(STATED EXERCISE): Below are some records; reproduce every one of them exactly.

(DATASET EXCERPTS):
:::::

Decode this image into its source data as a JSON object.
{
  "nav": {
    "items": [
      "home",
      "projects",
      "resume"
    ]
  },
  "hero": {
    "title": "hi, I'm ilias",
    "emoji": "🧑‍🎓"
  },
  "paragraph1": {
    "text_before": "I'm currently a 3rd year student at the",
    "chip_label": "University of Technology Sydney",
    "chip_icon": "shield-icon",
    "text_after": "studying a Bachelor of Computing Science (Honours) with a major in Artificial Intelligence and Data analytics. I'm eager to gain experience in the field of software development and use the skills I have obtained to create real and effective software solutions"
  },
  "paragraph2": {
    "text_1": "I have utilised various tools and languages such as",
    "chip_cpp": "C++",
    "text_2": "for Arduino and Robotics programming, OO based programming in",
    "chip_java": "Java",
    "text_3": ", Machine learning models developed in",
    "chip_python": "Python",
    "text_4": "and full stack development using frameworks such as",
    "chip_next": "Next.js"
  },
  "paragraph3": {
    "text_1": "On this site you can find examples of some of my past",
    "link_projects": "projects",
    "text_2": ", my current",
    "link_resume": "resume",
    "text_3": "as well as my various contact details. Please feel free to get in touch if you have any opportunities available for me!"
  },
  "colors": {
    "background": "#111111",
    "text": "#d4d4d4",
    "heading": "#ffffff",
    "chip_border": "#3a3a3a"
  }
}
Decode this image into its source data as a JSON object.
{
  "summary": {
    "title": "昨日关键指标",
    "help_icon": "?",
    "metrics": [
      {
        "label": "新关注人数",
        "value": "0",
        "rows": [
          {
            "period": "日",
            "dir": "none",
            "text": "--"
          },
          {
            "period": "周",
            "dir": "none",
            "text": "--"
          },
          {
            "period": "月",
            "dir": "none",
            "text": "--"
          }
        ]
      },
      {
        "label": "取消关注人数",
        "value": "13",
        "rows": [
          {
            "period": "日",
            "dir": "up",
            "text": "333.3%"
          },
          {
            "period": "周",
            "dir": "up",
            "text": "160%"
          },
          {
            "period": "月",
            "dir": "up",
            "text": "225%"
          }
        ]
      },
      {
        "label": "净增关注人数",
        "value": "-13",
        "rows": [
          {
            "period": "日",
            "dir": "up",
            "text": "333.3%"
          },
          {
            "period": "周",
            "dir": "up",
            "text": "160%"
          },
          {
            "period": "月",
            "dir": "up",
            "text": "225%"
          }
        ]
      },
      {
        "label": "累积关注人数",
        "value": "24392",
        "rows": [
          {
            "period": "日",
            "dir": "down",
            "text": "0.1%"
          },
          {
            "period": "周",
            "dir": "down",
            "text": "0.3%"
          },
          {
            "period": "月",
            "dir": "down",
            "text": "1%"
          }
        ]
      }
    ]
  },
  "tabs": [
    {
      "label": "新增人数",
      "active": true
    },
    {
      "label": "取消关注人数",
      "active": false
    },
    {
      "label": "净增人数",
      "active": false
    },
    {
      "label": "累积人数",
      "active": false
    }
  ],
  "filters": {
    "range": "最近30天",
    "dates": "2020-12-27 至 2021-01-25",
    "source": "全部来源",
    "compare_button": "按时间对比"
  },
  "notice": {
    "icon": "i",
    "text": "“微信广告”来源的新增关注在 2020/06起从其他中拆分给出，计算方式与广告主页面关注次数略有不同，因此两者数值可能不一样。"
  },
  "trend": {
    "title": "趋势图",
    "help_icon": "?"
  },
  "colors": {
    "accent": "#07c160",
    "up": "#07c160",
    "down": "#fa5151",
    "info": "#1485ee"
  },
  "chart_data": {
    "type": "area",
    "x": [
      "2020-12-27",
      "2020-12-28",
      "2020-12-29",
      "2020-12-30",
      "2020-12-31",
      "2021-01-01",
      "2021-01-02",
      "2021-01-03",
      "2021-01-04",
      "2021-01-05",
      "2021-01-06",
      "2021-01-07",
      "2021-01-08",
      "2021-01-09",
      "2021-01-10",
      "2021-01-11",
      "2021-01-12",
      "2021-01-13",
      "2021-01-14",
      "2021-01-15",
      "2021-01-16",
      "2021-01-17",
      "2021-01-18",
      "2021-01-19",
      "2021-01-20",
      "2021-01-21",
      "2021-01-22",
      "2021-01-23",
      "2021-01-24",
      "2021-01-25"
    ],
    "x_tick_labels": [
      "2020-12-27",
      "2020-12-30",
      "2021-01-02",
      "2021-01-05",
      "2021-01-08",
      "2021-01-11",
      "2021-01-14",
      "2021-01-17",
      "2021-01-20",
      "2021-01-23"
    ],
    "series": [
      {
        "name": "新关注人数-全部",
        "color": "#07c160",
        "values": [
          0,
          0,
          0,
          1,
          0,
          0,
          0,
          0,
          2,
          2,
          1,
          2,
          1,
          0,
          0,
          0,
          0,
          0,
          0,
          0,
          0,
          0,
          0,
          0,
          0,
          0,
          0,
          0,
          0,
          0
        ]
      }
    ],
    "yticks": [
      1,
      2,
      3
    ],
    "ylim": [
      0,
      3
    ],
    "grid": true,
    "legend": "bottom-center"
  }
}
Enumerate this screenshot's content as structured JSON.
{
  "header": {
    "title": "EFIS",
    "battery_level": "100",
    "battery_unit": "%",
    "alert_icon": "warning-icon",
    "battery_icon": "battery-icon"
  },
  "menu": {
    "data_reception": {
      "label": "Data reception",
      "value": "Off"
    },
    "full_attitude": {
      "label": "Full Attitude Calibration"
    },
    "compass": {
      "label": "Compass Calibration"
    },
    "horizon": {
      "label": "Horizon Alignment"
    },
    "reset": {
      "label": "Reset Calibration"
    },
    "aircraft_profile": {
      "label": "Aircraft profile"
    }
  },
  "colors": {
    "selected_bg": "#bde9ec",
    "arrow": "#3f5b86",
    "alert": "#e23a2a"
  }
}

:::::

(WRITTEN RESPONSE):
Decode this image into its source data as a JSON object.
{
  "nav": {
    "items": [
      "home",
      "projects",
      "resume"
    ]
  },
  "hero": {
    "title": "hi, I'm ilias",
    "emoji": "🧑‍🎓"
  },
  "paragraph1": {
    "text_before": "I'm currently a 3rd year student at the",
    "chip_label": "University of Technology Sydney",
    "chip_icon": "shield-icon",
    "text_after": "studying a Bachelor of Computing Science (Honours) with a major in Artificial Intelligence and Data analytics. I'm eager to gain experience in the field of software development and use the skills I have obtained to create real and effective software solutions"
  },
  "paragraph2": {
    "text_1": "I have utilised various tools and languages such as",
    "chip_cpp": "C++",
    "text_2": "for Arduino and Robotics programming, OO based programming in",
    "chip_java": "Java",
    "text_3": ", Machine learning models developed in",
    "chip_python": "Python",
    "text_4": "and full stack development using frameworks such as",
    "chip_next": "Next.js"
  },
  "paragraph3": {
    "text_1": "On this site you can find examples of some of my past",
    "link_projects": "projects",
    "text_2": ", my current",
    "link_resume": "resume",
    "text_3": "as well as my various contact details. Please feel free to get in touch if you have any opportunities available for me!"
  },
  "colors": {
    "background": "#111111",
    "text": "#d4d4d4",
    "heading": "#ffffff",
    "chip_border": "#3a3a3a"
  }
}
Decode this image into its source data as a JSON object.
{
  "summary": {
    "title": "昨日关键指标",
    "help_icon": "?",
    "metrics": [
      {
        "label": "新关注人数",
        "value": "0",
        "rows": [
          {
            "period": "日",
            "dir": "none",
            "text": "--"
          },
          {
            "period": "周",
            "dir": "none",
            "text": "--"
          },
          {
            "period": "月",
            "dir": "none",
            "text": "--"
          }
        ]
      },
      {
        "label": "取消关注人数",
        "value": "13",
        "rows": [
          {
            "period": "日",
            "dir": "up",
            "text": "333.3%"
          },
          {
            "period": "周",
            "dir": "up",
            "text": "160%"
          },
          {
            "period": "月",
            "dir": "up",
            "text": "225%"
          }
        ]
      },
      {
        "label": "净增关注人数",
        "value": "-13",
        "rows": [
          {
            "period": "日",
            "dir": "up",
            "text": "333.3%"
          },
          {
            "period": "周",
            "dir": "up",
            "text": "160%"
          },
          {
            "period": "月",
            "dir": "up",
            "text": "225%"
          }
        ]
      },
      {
        "label": "累积关注人数",
        "value": "24392",
        "rows": [
          {
            "period": "日",
            "dir": "down",
            "text": "0.1%"
          },
          {
            "period": "周",
            "dir": "down",
            "text": "0.3%"
          },
          {
            "period": "月",
            "dir": "down",
            "text": "1%"
          }
        ]
      }
    ]
  },
  "tabs": [
    {
      "label": "新增人数",
      "active": true
    },
    {
      "label": "取消关注人数",
      "active": false
    },
    {
      "label": "净增人数",
      "active": false
    },
    {
      "label": "累积人数",
      "active": false
    }
  ],
  "filters": {
    "range": "最近30天",
    "dates": "2020-12-27 至 2021-01-25",
    "source": "全部来源",
    "compare_button": "按时间对比"
  },
  "notice": {
    "icon": "i",
    "text": "“微信广告”来源的新增关注在 2020/06起从其他中拆分给出，计算方式与广告主页面关注次数略有不同，因此两者数值可能不一样。"
  },
  "trend": {
    "title": "趋势图",
    "help_icon": "?"
  },
  "colors": {
    "accent": "#07c160",
    "up": "#07c160",
    "down": "#fa5151",
    "info": "#1485ee"
  },
  "chart_data": {
    "type": "area",
    "x": [
      "2020-12-27",
      "2020-12-28",
      "2020-12-29",
      "2020-12-30",
      "2020-12-31",
      "2021-01-01",
      "2021-01-02",
      "2021-01-03",
      "2021-01-04",
      "2021-01-05",
      "2021-01-06",
      "2021-01-07",
      "2021-01-08",
      "2021-01-09",
      "2021-01-10",
      "2021-01-11",
      "2021-01-12",
      "2021-01-13",
      "2021-01-14",
      "2021-01-15",
      "2021-01-16",
      "2021-01-17",
      "2021-01-18",
      "2021-01-19",
      "2021-01-20",
      "2021-01-21",
      "2021-01-22",
      "2021-01-23",
      "2021-01-24",
      "2021-01-25"
    ],
    "x_tick_labels": [
      "2020-12-27",
      "2020-12-30",
      "2021-01-02",
      "2021-01-05",
      "2021-01-08",
      "2021-01-11",
      "2021-01-14",
      "2021-01-17",
      "2021-01-20",
      "2021-01-23"
    ],
    "series": [
      {
        "name": "新关注人数-全部",
        "color": "#07c160",
        "values": [
          0,
          0,
          0,
          1,
          0,
          0,
          0,
          0,
          2,
          2,
          1,
          2,
          1,
          0,
          0,
          0,
          0,
          0,
          0,
          0,
          0,
          0,
          0,
          0,
          0,
          0,
          0,
          0,
          0,
          0
        ]
      }
    ],
    "yticks": [
      1,
      2,
      3
    ],
    "ylim": [
      0,
      3
    ],
    "grid": true,
    "legend": "bottom-center"
  }
}
Enumerate this screenshot's content as structured JSON.
{
  "header": {
    "title": "EFIS",
    "battery_level": "100",
    "battery_unit": "%",
    "alert_icon": "warning-icon",
    "battery_icon": "battery-icon"
  },
  "menu": {
    "data_reception": {
      "label": "Data reception",
      "value": "Off"
    },
    "full_attitude": {
      "label": "Full Attitude Calibration"
    },
    "compass": {
      "label": "Compass Calibration"
    },
    "horizon": {
      "label": "Horizon Alignment"
    },
    "reset": {
      "label": "Reset Calibration"
    },
    "aircraft_profile": {
      "label": "Aircraft profile"
    }
  },
  "colors": {
    "selected_bg": "#bde9ec",
    "arrow": "#3f5b86",
    "alert": "#e23a2a"
  }
}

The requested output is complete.